Data entries:
———

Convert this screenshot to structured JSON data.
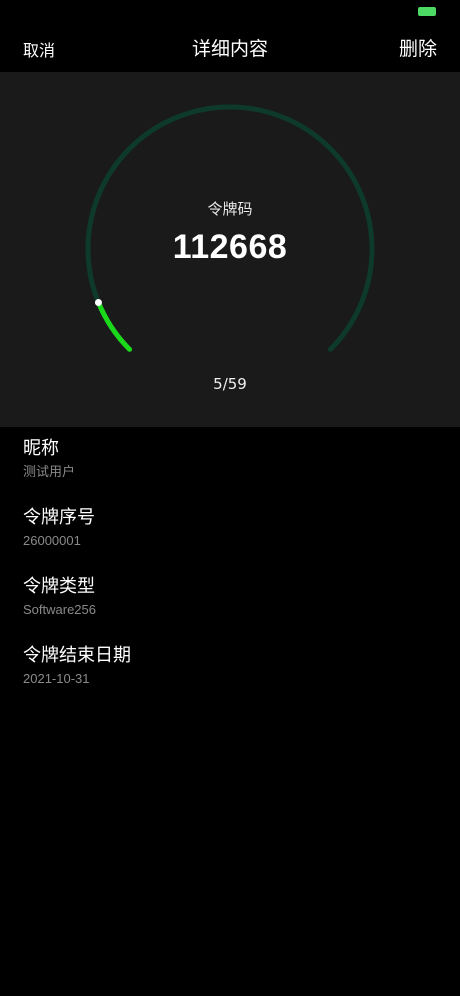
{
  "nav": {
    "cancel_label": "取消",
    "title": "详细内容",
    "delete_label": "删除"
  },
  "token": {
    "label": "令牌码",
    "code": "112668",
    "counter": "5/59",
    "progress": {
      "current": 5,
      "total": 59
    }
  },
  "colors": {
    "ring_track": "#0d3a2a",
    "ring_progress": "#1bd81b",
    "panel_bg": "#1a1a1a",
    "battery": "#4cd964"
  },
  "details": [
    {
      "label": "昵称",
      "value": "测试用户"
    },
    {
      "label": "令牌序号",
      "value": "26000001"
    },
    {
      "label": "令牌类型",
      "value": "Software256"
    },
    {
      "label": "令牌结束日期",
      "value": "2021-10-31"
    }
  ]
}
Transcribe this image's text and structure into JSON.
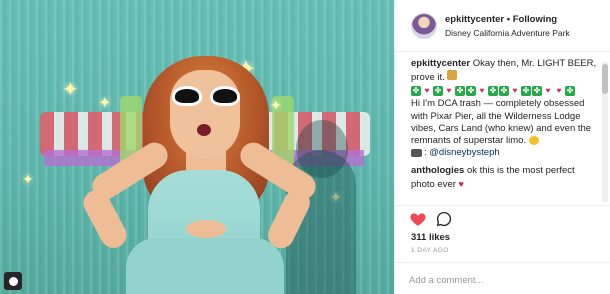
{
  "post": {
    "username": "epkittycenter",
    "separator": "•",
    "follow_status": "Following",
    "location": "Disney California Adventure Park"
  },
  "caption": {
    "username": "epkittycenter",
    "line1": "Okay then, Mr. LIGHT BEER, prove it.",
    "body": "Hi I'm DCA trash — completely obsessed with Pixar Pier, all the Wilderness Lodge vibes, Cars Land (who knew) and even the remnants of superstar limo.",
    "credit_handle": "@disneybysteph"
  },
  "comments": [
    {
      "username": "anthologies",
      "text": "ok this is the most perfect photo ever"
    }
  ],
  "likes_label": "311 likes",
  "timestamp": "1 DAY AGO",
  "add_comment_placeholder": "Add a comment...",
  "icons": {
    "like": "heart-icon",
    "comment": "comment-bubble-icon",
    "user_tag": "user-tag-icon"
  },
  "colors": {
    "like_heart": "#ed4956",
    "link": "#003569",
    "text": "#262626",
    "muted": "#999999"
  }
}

———

_What the task requires_. Select every line of the records holding the string "value".

_Response below_.
      "value": "测试用户"
      "value": "26000001"
      "value": "Software256"
      "value": "2021-10-31"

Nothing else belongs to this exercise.